◆ Data section:
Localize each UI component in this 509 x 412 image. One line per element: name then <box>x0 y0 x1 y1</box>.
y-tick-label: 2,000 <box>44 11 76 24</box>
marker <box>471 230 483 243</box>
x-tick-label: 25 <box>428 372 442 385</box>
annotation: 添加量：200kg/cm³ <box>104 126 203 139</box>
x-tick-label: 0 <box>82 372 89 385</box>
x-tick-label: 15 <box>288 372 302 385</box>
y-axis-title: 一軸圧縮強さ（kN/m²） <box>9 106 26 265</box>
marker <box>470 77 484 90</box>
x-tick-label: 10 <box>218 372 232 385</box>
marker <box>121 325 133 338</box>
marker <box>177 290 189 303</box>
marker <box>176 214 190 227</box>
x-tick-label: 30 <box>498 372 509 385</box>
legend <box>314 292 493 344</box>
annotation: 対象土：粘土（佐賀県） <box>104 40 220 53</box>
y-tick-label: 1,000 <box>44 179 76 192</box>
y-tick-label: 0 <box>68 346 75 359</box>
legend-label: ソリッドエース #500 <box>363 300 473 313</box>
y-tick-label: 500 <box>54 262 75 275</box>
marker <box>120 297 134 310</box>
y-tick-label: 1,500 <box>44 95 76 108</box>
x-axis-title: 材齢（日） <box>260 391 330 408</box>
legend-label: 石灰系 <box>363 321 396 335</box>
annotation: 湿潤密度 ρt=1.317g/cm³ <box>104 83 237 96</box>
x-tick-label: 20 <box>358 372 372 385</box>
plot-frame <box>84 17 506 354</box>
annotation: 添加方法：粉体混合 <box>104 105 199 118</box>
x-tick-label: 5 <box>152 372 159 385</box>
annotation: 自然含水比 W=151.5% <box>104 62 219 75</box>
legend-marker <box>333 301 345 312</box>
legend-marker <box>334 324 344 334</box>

◆ Work to complete:
How many lines in the entries above contain the word "annotation"? Reply with the number alone.

◆ Task response:
5